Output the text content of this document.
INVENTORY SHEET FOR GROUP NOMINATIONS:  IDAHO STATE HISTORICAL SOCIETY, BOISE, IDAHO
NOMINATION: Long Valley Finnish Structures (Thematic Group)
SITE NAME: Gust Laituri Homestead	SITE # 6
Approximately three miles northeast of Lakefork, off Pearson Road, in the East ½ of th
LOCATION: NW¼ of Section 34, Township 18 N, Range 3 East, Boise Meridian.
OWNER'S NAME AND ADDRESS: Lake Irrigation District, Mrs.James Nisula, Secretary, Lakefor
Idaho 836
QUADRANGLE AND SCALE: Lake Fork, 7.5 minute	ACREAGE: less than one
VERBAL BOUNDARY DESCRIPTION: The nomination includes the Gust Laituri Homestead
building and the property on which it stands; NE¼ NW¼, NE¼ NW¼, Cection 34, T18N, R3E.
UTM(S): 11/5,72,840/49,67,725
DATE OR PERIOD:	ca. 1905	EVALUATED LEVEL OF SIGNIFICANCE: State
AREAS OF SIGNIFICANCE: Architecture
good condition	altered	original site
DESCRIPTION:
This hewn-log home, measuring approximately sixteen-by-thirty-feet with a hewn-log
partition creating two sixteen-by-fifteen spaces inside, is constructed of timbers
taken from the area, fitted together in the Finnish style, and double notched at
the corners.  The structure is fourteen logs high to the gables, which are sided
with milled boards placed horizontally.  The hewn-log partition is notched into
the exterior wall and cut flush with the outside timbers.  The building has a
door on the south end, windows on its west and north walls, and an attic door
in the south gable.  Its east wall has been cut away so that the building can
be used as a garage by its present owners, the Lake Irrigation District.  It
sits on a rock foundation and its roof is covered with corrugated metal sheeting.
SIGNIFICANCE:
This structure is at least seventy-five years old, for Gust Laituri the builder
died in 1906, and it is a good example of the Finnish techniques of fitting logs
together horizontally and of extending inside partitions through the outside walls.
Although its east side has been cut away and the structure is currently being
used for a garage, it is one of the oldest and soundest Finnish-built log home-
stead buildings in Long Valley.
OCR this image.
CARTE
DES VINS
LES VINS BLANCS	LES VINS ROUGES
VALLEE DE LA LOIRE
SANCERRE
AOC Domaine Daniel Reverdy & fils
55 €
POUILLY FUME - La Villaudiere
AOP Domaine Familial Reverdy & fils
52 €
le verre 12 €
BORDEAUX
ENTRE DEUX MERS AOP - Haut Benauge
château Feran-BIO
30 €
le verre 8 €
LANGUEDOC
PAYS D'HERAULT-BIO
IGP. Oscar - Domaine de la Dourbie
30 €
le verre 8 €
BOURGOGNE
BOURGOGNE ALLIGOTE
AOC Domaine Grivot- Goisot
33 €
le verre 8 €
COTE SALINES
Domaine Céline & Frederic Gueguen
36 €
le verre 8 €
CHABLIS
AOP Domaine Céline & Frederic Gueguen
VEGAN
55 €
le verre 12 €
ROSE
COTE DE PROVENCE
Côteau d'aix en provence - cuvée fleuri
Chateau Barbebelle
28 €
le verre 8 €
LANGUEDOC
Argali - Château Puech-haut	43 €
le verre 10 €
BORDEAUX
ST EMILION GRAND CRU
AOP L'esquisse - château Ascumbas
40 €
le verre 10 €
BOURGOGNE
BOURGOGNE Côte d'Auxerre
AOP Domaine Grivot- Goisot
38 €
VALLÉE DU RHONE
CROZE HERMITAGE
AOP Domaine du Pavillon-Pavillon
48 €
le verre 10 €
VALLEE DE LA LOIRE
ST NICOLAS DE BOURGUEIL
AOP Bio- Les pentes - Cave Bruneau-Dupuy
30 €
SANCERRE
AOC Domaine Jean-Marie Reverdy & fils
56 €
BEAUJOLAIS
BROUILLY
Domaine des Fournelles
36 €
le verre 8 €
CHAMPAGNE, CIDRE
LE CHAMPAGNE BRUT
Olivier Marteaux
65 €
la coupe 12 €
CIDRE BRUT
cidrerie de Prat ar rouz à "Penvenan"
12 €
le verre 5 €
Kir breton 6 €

STATED EXERCISE: Repeat precisely the lines of the data starting at the one containing "OCR this image.", last line included.

EXPECTED OUTPUT:
OCR this image.
CARTE
DES VINS
LES VINS BLANCS	LES VINS ROUGES
VALLEE DE LA LOIRE
SANCERRE
AOC Domaine Daniel Reverdy & fils
55 €
POUILLY FUME - La Villaudiere
AOP Domaine Familial Reverdy & fils
52 €
le verre 12 €
BORDEAUX
ENTRE DEUX MERS AOP - Haut Benauge
château Feran-BIO
30 €
le verre 8 €
LANGUEDOC
PAYS D'HERAULT-BIO
IGP. Oscar - Domaine de la Dourbie
30 €
le verre 8 €
BOURGOGNE
BOURGOGNE ALLIGOTE
AOC Domaine Grivot- Goisot
33 €
le verre 8 €
COTE SALINES
Domaine Céline & Frederic Gueguen
36 €
le verre 8 €
CHABLIS
AOP Domaine Céline & Frederic Gueguen
VEGAN
55 €
le verre 12 €
ROSE
COTE DE PROVENCE
Côteau d'aix en provence - cuvée fleuri
Chateau Barbebelle
28 €
le verre 8 €
LANGUEDOC
Argali - Château Puech-haut	43 €
le verre 10 €
BORDEAUX
ST EMILION GRAND CRU
AOP L'esquisse - château Ascumbas
40 €
le verre 10 €
BOURGOGNE
BOURGOGNE Côte d'Auxerre
AOP Domaine Grivot- Goisot
38 €
VALLÉE DU RHONE
CROZE HERMITAGE
AOP Domaine du Pavillon-Pavillon
48 €
le verre 10 €
VALLEE DE LA LOIRE
ST NICOLAS DE BOURGUEIL
AOP Bio- Les pentes - Cave Bruneau-Dupuy
30 €
SANCERRE
AOC Domaine Jean-Marie Reverdy & fils
56 €
BEAUJOLAIS
BROUILLY
Domaine des Fournelles
36 €
le verre 8 €
CHAMPAGNE, CIDRE
LE CHAMPAGNE BRUT
Olivier Marteaux
65 €
la coupe 12 €
CIDRE BRUT
cidrerie de Prat ar rouz à "Penvenan"
12 €
le verre 5 €
Kir breton 6 €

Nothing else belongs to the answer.